## REQUIRED TASK
Find every line in the items that contains the string "edit", and copy each of those lines in full.

## INFORMATION PROVIDED
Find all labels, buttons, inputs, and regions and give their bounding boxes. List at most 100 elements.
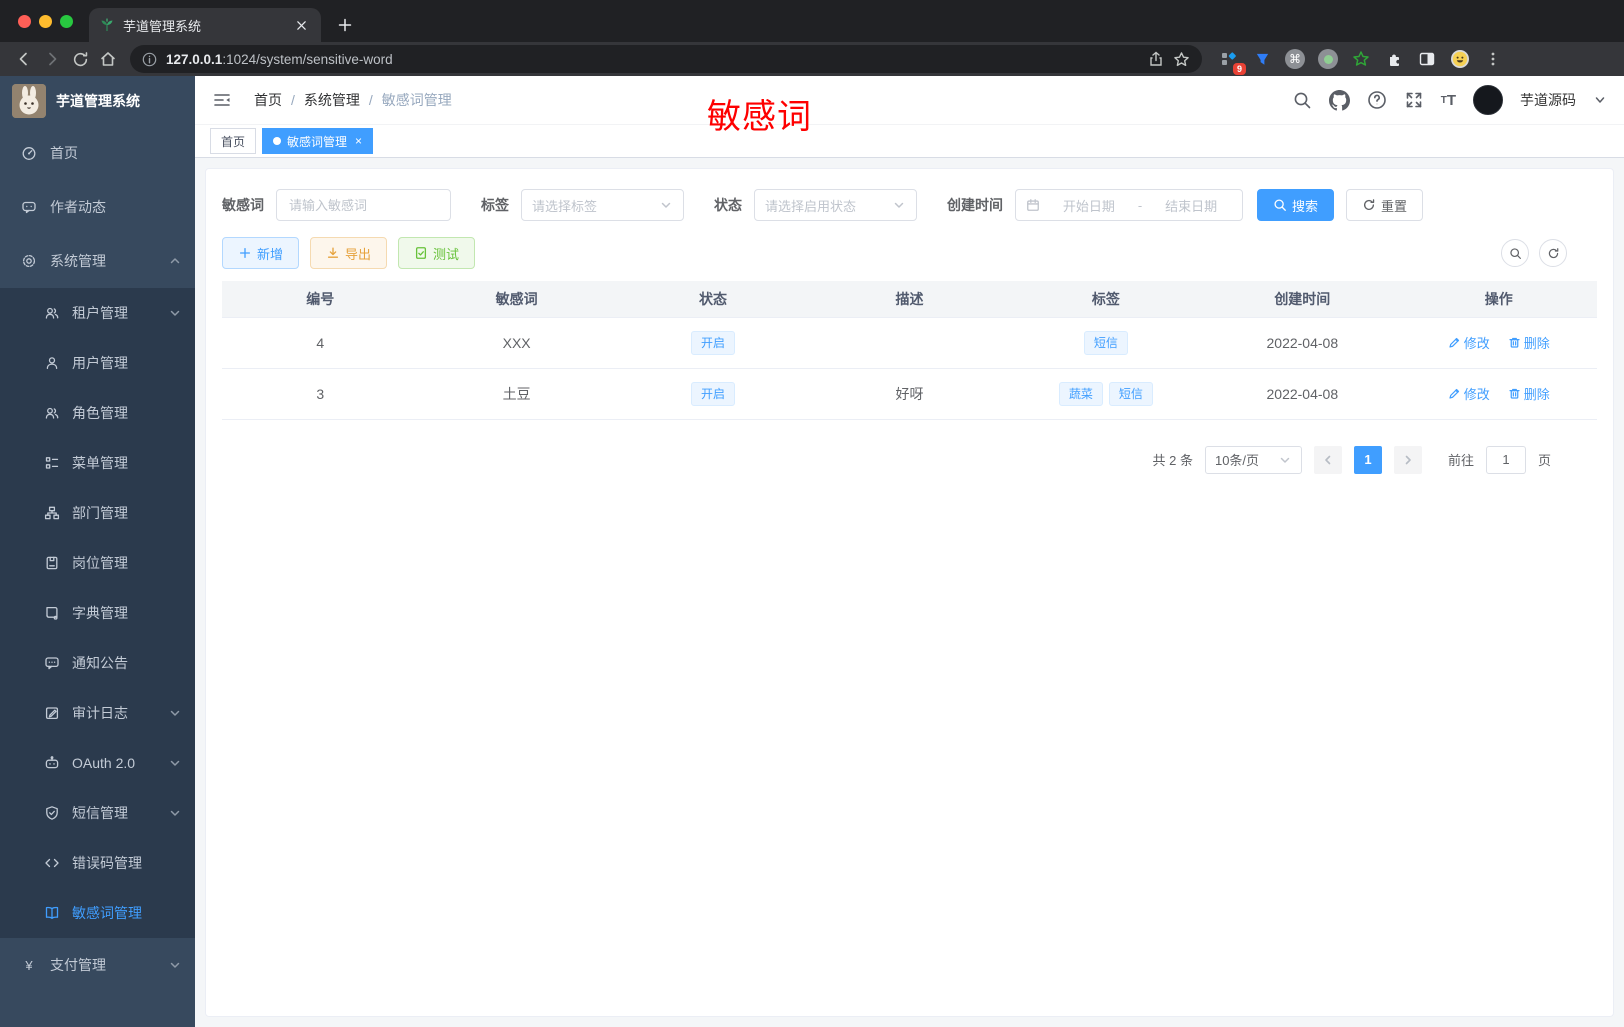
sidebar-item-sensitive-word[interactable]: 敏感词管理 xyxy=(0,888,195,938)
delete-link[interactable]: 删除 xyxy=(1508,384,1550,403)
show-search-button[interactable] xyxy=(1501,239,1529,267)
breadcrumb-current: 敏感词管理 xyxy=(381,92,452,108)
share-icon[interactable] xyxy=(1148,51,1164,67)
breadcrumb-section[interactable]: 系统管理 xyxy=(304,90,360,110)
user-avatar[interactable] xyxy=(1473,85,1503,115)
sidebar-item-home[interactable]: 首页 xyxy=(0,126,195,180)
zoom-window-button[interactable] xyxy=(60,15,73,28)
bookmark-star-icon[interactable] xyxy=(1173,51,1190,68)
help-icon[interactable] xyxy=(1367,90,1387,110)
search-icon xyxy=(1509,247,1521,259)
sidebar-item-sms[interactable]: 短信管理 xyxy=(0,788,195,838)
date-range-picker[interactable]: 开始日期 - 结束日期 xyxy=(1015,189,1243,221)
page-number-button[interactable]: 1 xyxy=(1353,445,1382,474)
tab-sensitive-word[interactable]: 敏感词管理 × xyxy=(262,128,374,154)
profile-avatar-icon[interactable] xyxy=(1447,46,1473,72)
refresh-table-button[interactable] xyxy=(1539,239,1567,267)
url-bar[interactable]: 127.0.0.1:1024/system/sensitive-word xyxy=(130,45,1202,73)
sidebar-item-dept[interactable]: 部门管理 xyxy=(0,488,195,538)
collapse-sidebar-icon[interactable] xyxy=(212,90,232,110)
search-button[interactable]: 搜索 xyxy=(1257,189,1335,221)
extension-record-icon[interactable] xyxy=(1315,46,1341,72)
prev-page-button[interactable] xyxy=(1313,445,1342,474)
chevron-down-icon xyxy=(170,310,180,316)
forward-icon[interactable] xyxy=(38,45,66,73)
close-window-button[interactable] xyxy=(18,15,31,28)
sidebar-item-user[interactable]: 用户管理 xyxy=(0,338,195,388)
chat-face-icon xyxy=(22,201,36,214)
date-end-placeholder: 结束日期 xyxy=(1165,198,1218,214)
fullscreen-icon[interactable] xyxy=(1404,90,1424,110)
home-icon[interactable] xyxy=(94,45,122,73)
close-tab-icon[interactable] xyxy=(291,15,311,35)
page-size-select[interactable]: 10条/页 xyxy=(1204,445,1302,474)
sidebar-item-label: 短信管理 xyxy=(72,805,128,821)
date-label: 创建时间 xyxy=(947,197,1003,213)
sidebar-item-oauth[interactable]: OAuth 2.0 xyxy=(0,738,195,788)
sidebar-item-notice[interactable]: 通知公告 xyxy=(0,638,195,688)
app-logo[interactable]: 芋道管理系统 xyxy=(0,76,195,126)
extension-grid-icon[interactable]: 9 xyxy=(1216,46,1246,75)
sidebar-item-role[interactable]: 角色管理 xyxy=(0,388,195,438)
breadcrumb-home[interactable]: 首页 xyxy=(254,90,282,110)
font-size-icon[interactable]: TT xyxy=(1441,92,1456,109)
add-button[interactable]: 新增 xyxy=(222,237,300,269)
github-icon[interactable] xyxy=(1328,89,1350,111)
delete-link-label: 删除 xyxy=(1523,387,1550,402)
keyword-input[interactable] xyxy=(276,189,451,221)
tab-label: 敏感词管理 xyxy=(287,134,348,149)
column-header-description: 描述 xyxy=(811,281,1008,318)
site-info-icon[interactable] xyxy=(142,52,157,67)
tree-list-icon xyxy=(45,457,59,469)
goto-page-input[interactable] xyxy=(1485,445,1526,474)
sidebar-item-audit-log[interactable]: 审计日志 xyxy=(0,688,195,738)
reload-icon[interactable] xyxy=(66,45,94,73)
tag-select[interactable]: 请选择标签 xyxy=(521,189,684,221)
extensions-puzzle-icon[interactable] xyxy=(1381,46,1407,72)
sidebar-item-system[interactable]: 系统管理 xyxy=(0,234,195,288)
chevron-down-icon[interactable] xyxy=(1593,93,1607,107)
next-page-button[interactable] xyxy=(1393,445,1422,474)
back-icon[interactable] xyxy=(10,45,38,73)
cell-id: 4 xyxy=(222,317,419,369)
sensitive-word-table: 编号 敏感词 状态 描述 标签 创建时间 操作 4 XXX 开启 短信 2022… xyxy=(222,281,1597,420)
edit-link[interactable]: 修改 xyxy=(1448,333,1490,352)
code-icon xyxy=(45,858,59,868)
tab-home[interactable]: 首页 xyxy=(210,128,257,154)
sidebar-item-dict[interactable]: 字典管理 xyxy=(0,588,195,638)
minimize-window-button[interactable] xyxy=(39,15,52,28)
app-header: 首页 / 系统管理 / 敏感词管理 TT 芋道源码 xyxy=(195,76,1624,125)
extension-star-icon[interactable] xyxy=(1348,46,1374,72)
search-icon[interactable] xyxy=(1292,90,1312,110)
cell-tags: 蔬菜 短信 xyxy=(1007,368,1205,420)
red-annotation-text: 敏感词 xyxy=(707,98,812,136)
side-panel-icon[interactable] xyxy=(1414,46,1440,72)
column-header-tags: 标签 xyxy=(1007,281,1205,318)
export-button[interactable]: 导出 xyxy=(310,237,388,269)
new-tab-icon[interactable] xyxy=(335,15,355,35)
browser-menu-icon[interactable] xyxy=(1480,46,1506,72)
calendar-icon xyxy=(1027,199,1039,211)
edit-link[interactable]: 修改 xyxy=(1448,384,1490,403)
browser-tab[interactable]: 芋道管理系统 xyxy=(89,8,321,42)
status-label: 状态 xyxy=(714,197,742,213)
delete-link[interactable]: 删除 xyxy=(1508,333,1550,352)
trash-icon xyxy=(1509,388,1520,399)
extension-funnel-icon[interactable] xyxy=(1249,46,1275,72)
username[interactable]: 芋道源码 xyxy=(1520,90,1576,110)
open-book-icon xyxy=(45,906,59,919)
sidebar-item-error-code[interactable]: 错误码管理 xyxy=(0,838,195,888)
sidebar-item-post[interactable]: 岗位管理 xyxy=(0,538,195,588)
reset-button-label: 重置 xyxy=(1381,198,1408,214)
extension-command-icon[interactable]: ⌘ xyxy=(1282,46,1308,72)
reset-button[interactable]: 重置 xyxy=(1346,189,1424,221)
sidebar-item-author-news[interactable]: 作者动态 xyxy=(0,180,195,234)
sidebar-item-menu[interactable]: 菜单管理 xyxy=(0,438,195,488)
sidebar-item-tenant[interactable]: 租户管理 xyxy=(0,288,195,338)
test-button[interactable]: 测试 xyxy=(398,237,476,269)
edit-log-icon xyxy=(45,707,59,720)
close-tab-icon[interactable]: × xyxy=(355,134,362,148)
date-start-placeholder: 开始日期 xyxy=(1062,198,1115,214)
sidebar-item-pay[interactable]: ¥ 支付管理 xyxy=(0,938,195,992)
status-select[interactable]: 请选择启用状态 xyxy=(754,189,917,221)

## RESULT
edit-link[interactable]: 修改 xyxy=(1448,333,1490,352)
edit-link[interactable]: 修改 xyxy=(1448,384,1490,403)
edit-log-icon xyxy=(45,707,59,720)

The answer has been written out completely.